* STATED PROBLEM *
Can you transcribe every entry word for word, skipping the images?

=====

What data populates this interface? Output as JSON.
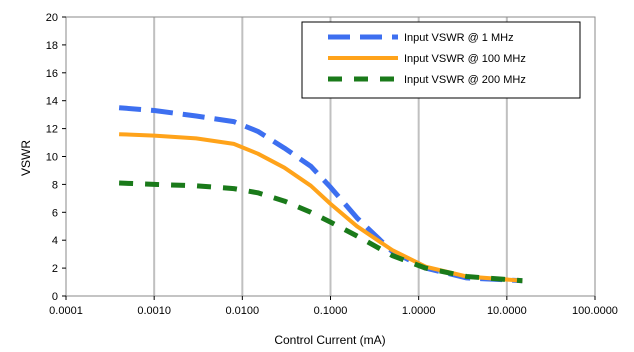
{
  "chart_data": {
    "type": "line",
    "title": "",
    "xlabel": "Control Current (mA)",
    "ylabel": "VSWR",
    "x_scale": "log",
    "xlim": [
      0.0001,
      100
    ],
    "ylim": [
      0,
      20
    ],
    "x_tick_labels": [
      "0.0001",
      "0.0010",
      "0.0100",
      "0.1000",
      "1.0000",
      "10.0000",
      "100.0000"
    ],
    "y_ticks": [
      0,
      2,
      4,
      6,
      8,
      10,
      12,
      14,
      16,
      18,
      20
    ],
    "grid": "vertical",
    "legend_position": "top-right",
    "series": [
      {
        "name": "Input VSWR @ 1 MHz",
        "color": "#3d6ff0",
        "style": "dashed",
        "points": [
          [
            0.0004,
            13.5
          ],
          [
            0.001,
            13.3
          ],
          [
            0.003,
            12.9
          ],
          [
            0.008,
            12.5
          ],
          [
            0.015,
            11.8
          ],
          [
            0.03,
            10.6
          ],
          [
            0.06,
            9.3
          ],
          [
            0.1,
            7.8
          ],
          [
            0.2,
            5.6
          ],
          [
            0.5,
            3.2
          ],
          [
            1.2,
            2.0
          ],
          [
            3.5,
            1.3
          ],
          [
            15,
            1.1
          ]
        ]
      },
      {
        "name": "Input VSWR @ 100 MHz",
        "color": "#ffa31a",
        "style": "solid",
        "points": [
          [
            0.0004,
            11.6
          ],
          [
            0.001,
            11.5
          ],
          [
            0.003,
            11.3
          ],
          [
            0.008,
            10.9
          ],
          [
            0.015,
            10.2
          ],
          [
            0.03,
            9.2
          ],
          [
            0.06,
            7.9
          ],
          [
            0.1,
            6.6
          ],
          [
            0.2,
            5.0
          ],
          [
            0.5,
            3.3
          ],
          [
            1.2,
            2.1
          ],
          [
            3.5,
            1.4
          ],
          [
            15,
            1.1
          ]
        ]
      },
      {
        "name": "Input VSWR @ 200 MHz",
        "color": "#1a7a1a",
        "style": "dashed",
        "points": [
          [
            0.0004,
            8.1
          ],
          [
            0.001,
            8.0
          ],
          [
            0.003,
            7.9
          ],
          [
            0.008,
            7.7
          ],
          [
            0.015,
            7.4
          ],
          [
            0.03,
            6.8
          ],
          [
            0.06,
            6.0
          ],
          [
            0.1,
            5.3
          ],
          [
            0.2,
            4.3
          ],
          [
            0.5,
            2.9
          ],
          [
            1.2,
            2.0
          ],
          [
            3.5,
            1.4
          ],
          [
            15,
            1.1
          ]
        ]
      }
    ]
  }
}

=====

* FULL RESPONSE *
What data populates this interface? Output as JSON.
{
  "chart_data": {
    "type": "line",
    "title": "",
    "xlabel": "Control Current (mA)",
    "ylabel": "VSWR",
    "x_scale": "log",
    "xlim": [
      0.0001,
      100
    ],
    "ylim": [
      0,
      20
    ],
    "x_tick_labels": [
      "0.0001",
      "0.0010",
      "0.0100",
      "0.1000",
      "1.0000",
      "10.0000",
      "100.0000"
    ],
    "y_ticks": [
      0,
      2,
      4,
      6,
      8,
      10,
      12,
      14,
      16,
      18,
      20
    ],
    "grid": "vertical",
    "legend_position": "top-right",
    "series": [
      {
        "name": "Input VSWR @ 1 MHz",
        "color": "#3d6ff0",
        "style": "dashed",
        "points": [
          [
            0.0004,
            13.5
          ],
          [
            0.001,
            13.3
          ],
          [
            0.003,
            12.9
          ],
          [
            0.008,
            12.5
          ],
          [
            0.015,
            11.8
          ],
          [
            0.03,
            10.6
          ],
          [
            0.06,
            9.3
          ],
          [
            0.1,
            7.8
          ],
          [
            0.2,
            5.6
          ],
          [
            0.5,
            3.2
          ],
          [
            1.2,
            2.0
          ],
          [
            3.5,
            1.3
          ],
          [
            15,
            1.1
          ]
        ]
      },
      {
        "name": "Input VSWR @ 100 MHz",
        "color": "#ffa31a",
        "style": "solid",
        "points": [
          [
            0.0004,
            11.6
          ],
          [
            0.001,
            11.5
          ],
          [
            0.003,
            11.3
          ],
          [
            0.008,
            10.9
          ],
          [
            0.015,
            10.2
          ],
          [
            0.03,
            9.2
          ],
          [
            0.06,
            7.9
          ],
          [
            0.1,
            6.6
          ],
          [
            0.2,
            5.0
          ],
          [
            0.5,
            3.3
          ],
          [
            1.2,
            2.1
          ],
          [
            3.5,
            1.4
          ],
          [
            15,
            1.1
          ]
        ]
      },
      {
        "name": "Input VSWR @ 200 MHz",
        "color": "#1a7a1a",
        "style": "dashed",
        "points": [
          [
            0.0004,
            8.1
          ],
          [
            0.001,
            8.0
          ],
          [
            0.003,
            7.9
          ],
          [
            0.008,
            7.7
          ],
          [
            0.015,
            7.4
          ],
          [
            0.03,
            6.8
          ],
          [
            0.06,
            6.0
          ],
          [
            0.1,
            5.3
          ],
          [
            0.2,
            4.3
          ],
          [
            0.5,
            2.9
          ],
          [
            1.2,
            2.0
          ],
          [
            3.5,
            1.4
          ],
          [
            15,
            1.1
          ]
        ]
      }
    ]
  }
}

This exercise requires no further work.